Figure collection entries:
::::

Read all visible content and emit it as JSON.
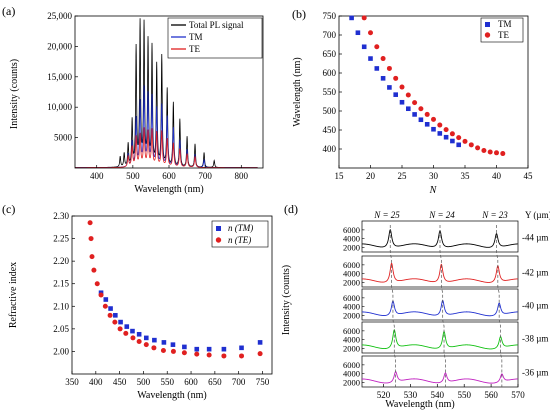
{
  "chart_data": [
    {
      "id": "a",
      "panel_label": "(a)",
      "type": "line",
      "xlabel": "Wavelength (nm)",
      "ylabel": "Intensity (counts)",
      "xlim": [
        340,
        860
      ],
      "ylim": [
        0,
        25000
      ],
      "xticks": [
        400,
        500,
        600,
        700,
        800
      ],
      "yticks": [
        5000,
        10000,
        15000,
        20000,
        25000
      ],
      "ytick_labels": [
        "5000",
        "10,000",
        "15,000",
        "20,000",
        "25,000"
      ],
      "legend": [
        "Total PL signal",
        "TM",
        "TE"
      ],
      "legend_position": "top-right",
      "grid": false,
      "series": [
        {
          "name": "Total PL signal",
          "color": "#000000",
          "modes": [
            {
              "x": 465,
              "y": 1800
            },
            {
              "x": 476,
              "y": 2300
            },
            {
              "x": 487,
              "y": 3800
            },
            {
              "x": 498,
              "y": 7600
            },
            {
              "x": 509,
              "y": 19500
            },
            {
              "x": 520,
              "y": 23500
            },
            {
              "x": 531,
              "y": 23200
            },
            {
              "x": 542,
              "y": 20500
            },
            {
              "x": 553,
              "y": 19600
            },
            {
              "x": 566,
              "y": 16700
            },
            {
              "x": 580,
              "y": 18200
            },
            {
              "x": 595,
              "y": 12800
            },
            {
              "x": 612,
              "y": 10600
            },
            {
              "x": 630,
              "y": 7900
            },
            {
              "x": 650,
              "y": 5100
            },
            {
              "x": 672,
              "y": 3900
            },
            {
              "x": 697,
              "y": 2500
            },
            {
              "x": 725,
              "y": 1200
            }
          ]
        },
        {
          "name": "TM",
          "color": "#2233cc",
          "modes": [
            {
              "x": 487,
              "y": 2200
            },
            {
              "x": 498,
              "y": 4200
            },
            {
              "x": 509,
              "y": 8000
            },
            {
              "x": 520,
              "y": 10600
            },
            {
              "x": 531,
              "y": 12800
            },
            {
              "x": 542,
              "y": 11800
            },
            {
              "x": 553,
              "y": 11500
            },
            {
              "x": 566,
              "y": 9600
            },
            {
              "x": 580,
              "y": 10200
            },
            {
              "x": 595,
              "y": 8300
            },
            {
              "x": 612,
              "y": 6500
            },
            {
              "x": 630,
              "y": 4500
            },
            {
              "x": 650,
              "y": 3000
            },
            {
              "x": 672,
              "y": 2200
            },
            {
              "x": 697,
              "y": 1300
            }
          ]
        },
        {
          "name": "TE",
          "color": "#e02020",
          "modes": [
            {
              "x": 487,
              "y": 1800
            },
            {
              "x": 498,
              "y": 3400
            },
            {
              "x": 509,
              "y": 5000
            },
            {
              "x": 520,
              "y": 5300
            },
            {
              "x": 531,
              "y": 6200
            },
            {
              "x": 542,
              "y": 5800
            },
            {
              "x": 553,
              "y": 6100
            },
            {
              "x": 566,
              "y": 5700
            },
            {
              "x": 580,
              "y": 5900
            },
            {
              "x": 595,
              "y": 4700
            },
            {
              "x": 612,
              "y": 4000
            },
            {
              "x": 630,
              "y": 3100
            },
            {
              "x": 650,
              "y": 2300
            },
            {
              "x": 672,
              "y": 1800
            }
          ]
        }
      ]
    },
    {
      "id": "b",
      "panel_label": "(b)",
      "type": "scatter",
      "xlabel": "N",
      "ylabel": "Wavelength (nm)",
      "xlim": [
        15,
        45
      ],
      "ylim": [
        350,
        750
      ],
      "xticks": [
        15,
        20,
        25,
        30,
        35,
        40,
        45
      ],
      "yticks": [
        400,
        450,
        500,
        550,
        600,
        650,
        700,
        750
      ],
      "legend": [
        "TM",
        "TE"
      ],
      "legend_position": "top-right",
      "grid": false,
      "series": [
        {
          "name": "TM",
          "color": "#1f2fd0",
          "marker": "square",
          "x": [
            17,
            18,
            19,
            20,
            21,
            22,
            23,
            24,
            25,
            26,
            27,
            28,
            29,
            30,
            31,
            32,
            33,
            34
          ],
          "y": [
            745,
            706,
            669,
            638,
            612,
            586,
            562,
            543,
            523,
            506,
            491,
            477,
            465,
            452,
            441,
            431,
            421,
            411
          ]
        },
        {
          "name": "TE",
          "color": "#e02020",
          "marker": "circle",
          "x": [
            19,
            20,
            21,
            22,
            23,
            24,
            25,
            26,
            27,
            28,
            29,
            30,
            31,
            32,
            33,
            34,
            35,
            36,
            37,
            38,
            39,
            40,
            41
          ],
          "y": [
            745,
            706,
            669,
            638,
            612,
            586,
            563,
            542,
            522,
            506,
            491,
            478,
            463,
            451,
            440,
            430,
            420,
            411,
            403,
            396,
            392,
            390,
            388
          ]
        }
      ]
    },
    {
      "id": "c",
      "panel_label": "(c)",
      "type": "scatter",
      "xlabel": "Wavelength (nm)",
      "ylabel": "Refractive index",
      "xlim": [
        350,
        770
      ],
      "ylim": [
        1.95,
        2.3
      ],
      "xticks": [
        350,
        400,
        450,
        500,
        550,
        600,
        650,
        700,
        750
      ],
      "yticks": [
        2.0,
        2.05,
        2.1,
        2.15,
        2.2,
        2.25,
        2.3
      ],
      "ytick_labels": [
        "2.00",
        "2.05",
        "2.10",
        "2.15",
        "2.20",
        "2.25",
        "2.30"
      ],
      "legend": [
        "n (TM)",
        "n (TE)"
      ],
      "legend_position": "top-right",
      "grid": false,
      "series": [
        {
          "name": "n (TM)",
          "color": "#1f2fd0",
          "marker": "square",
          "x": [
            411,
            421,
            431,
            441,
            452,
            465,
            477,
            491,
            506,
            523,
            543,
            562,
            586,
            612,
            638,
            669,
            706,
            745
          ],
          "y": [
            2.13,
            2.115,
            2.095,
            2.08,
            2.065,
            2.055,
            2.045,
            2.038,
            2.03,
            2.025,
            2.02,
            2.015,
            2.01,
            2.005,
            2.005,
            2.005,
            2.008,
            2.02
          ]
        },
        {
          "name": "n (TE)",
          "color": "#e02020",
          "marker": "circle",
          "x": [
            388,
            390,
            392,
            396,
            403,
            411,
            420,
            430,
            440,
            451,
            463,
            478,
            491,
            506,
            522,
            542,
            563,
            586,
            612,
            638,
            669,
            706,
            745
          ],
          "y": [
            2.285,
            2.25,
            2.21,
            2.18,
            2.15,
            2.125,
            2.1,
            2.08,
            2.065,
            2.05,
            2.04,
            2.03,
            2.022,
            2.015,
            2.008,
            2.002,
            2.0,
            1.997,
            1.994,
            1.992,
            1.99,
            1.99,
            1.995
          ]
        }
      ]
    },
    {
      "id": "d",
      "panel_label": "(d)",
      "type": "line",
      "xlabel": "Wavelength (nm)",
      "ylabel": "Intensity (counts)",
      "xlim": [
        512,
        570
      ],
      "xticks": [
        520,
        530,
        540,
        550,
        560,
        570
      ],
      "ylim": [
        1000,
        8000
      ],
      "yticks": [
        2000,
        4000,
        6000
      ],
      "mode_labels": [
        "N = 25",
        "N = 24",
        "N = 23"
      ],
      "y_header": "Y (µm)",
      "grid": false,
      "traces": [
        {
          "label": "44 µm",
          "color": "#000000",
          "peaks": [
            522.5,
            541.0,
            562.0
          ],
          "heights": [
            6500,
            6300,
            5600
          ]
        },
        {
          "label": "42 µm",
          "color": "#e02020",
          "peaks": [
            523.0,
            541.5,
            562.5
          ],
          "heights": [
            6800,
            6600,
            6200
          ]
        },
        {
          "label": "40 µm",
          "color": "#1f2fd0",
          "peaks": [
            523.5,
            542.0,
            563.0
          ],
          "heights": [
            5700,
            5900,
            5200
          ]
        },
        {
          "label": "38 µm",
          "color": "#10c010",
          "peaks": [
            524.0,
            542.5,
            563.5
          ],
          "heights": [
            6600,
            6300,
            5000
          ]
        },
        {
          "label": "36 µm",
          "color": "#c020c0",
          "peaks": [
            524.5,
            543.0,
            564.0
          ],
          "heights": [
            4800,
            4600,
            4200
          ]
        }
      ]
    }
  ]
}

::::

* Task prompt: Using the listing, copy every line where the word "signal" shows up.

* Response for this exercise:
        "Total PL signal",
          "name": "Total PL signal",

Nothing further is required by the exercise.